(Dataset rows)
++++++++++

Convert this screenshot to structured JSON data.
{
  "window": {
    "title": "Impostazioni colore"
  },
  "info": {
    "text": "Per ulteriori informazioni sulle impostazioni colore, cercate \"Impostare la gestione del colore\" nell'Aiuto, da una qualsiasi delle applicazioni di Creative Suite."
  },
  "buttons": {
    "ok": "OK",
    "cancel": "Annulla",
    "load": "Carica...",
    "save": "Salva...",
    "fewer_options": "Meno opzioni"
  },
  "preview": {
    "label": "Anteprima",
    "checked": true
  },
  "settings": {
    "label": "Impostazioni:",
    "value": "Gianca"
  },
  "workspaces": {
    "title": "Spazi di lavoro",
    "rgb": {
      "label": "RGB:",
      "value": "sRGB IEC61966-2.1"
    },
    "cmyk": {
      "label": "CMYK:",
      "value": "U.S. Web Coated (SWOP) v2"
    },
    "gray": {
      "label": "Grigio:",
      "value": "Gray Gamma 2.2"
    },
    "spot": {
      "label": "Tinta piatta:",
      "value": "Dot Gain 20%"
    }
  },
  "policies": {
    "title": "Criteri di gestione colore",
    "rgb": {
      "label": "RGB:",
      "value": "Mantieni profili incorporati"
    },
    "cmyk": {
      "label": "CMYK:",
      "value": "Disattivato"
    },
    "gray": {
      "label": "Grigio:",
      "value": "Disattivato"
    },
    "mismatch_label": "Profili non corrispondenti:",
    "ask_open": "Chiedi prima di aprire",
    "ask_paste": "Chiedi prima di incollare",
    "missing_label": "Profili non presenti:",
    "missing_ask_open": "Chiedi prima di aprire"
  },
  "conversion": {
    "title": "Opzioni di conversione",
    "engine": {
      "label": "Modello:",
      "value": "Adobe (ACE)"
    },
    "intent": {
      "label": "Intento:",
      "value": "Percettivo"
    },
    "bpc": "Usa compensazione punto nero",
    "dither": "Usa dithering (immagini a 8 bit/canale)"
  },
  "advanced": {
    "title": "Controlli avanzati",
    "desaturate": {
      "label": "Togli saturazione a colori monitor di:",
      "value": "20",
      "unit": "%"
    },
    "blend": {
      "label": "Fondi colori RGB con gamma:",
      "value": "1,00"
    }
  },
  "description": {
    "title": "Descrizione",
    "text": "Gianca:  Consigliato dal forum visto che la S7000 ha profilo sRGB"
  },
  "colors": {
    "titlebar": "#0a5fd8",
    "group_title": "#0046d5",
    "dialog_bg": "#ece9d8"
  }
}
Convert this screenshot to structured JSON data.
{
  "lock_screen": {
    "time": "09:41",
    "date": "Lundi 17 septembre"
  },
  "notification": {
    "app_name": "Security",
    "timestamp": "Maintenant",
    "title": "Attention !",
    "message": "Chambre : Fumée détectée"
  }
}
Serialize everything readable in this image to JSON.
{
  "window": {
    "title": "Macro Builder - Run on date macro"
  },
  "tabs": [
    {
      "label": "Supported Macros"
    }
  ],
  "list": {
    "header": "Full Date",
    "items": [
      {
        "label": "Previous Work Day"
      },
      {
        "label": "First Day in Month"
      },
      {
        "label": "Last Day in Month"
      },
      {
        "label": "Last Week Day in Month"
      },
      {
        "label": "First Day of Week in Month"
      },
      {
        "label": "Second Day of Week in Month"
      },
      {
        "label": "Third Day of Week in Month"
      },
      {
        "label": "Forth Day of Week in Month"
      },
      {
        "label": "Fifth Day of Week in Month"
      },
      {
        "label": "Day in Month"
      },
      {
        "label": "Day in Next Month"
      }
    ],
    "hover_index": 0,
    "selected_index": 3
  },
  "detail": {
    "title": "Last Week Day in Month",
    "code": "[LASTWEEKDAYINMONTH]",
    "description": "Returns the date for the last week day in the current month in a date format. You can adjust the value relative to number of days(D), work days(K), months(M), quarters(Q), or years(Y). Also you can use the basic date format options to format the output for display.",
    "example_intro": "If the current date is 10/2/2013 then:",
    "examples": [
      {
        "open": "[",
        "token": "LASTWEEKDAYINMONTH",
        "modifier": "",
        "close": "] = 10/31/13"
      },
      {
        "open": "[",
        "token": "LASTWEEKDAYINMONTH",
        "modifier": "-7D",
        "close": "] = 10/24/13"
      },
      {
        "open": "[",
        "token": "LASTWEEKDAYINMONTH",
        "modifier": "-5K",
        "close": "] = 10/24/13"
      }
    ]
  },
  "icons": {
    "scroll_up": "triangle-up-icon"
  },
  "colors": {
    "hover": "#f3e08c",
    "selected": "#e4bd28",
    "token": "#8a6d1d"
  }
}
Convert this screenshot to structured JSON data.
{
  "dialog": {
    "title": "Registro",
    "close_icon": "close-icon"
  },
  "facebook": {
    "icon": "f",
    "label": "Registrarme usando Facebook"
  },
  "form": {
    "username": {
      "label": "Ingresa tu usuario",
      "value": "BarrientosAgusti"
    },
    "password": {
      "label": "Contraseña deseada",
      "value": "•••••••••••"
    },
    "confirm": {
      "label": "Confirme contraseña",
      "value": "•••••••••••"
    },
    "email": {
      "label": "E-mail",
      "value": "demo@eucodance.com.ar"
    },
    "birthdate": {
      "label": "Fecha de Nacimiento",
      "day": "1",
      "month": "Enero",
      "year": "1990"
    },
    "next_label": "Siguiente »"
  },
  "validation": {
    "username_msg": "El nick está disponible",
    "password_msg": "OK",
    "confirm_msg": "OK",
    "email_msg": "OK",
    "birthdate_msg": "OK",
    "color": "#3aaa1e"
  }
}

++++++++++

*Task requirements*.
Please reproduce each record precisely as written.

*Exercise result*.
Convert this screenshot to structured JSON data.
{
  "window": {
    "title": "Impostazioni colore"
  },
  "info": {
    "text": "Per ulteriori informazioni sulle impostazioni colore, cercate \"Impostare la gestione del colore\" nell'Aiuto, da una qualsiasi delle applicazioni di Creative Suite."
  },
  "buttons": {
    "ok": "OK",
    "cancel": "Annulla",
    "load": "Carica...",
    "save": "Salva...",
    "fewer_options": "Meno opzioni"
  },
  "preview": {
    "label": "Anteprima",
    "checked": true
  },
  "settings": {
    "label": "Impostazioni:",
    "value": "Gianca"
  },
  "workspaces": {
    "title": "Spazi di lavoro",
    "rgb": {
      "label": "RGB:",
      "value": "sRGB IEC61966-2.1"
    },
    "cmyk": {
      "label": "CMYK:",
      "value": "U.S. Web Coated (SWOP) v2"
    },
    "gray": {
      "label": "Grigio:",
      "value": "Gray Gamma 2.2"
    },
    "spot": {
      "label": "Tinta piatta:",
      "value": "Dot Gain 20%"
    }
  },
  "policies": {
    "title": "Criteri di gestione colore",
    "rgb": {
      "label": "RGB:",
      "value": "Mantieni profili incorporati"
    },
    "cmyk": {
      "label": "CMYK:",
      "value": "Disattivato"
    },
    "gray": {
      "label": "Grigio:",
      "value": "Disattivato"
    },
    "mismatch_label": "Profili non corrispondenti:",
    "ask_open": "Chiedi prima di aprire",
    "ask_paste": "Chiedi prima di incollare",
    "missing_label": "Profili non presenti:",
    "missing_ask_open": "Chiedi prima di aprire"
  },
  "conversion": {
    "title": "Opzioni di conversione",
    "engine": {
      "label": "Modello:",
      "value": "Adobe (ACE)"
    },
    "intent": {
      "label": "Intento:",
      "value": "Percettivo"
    },
    "bpc": "Usa compensazione punto nero",
    "dither": "Usa dithering (immagini a 8 bit/canale)"
  },
  "advanced": {
    "title": "Controlli avanzati",
    "desaturate": {
      "label": "Togli saturazione a colori monitor di:",
      "value": "20",
      "unit": "%"
    },
    "blend": {
      "label": "Fondi colori RGB con gamma:",
      "value": "1,00"
    }
  },
  "description": {
    "title": "Descrizione",
    "text": "Gianca:  Consigliato dal forum visto che la S7000 ha profilo sRGB"
  },
  "colors": {
    "titlebar": "#0a5fd8",
    "group_title": "#0046d5",
    "dialog_bg": "#ece9d8"
  }
}
Convert this screenshot to structured JSON data.
{
  "lock_screen": {
    "time": "09:41",
    "date": "Lundi 17 septembre"
  },
  "notification": {
    "app_name": "Security",
    "timestamp": "Maintenant",
    "title": "Attention !",
    "message": "Chambre : Fumée détectée"
  }
}
Serialize everything readable in this image to JSON.
{
  "window": {
    "title": "Macro Builder - Run on date macro"
  },
  "tabs": [
    {
      "label": "Supported Macros"
    }
  ],
  "list": {
    "header": "Full Date",
    "items": [
      {
        "label": "Previous Work Day"
      },
      {
        "label": "First Day in Month"
      },
      {
        "label": "Last Day in Month"
      },
      {
        "label": "Last Week Day in Month"
      },
      {
        "label": "First Day of Week in Month"
      },
      {
        "label": "Second Day of Week in Month"
      },
      {
        "label": "Third Day of Week in Month"
      },
      {
        "label": "Forth Day of Week in Month"
      },
      {
        "label": "Fifth Day of Week in Month"
      },
      {
        "label": "Day in Month"
      },
      {
        "label": "Day in Next Month"
      }
    ],
    "hover_index": 0,
    "selected_index": 3
  },
  "detail": {
    "title": "Last Week Day in Month",
    "code": "[LASTWEEKDAYINMONTH]",
    "description": "Returns the date for the last week day in the current month in a date format. You can adjust the value relative to number of days(D), work days(K), months(M), quarters(Q), or years(Y). Also you can use the basic date format options to format the output for display.",
    "example_intro": "If the current date is 10/2/2013 then:",
    "examples": [
      {
        "open": "[",
        "token": "LASTWEEKDAYINMONTH",
        "modifier": "",
        "close": "] = 10/31/13"
      },
      {
        "open": "[",
        "token": "LASTWEEKDAYINMONTH",
        "modifier": "-7D",
        "close": "] = 10/24/13"
      },
      {
        "open": "[",
        "token": "LASTWEEKDAYINMONTH",
        "modifier": "-5K",
        "close": "] = 10/24/13"
      }
    ]
  },
  "icons": {
    "scroll_up": "triangle-up-icon"
  },
  "colors": {
    "hover": "#f3e08c",
    "selected": "#e4bd28",
    "token": "#8a6d1d"
  }
}
Convert this screenshot to structured JSON data.
{
  "dialog": {
    "title": "Registro",
    "close_icon": "close-icon"
  },
  "facebook": {
    "icon": "f",
    "label": "Registrarme usando Facebook"
  },
  "form": {
    "username": {
      "label": "Ingresa tu usuario",
      "value": "BarrientosAgusti"
    },
    "password": {
      "label": "Contraseña deseada",
      "value": "•••••••••••"
    },
    "confirm": {
      "label": "Confirme contraseña",
      "value": "•••••••••••"
    },
    "email": {
      "label": "E-mail",
      "value": "demo@eucodance.com.ar"
    },
    "birthdate": {
      "label": "Fecha de Nacimiento",
      "day": "1",
      "month": "Enero",
      "year": "1990"
    },
    "next_label": "Siguiente »"
  },
  "validation": {
    "username_msg": "El nick está disponible",
    "password_msg": "OK",
    "confirm_msg": "OK",
    "email_msg": "OK",
    "birthdate_msg": "OK",
    "color": "#3aaa1e"
  }
}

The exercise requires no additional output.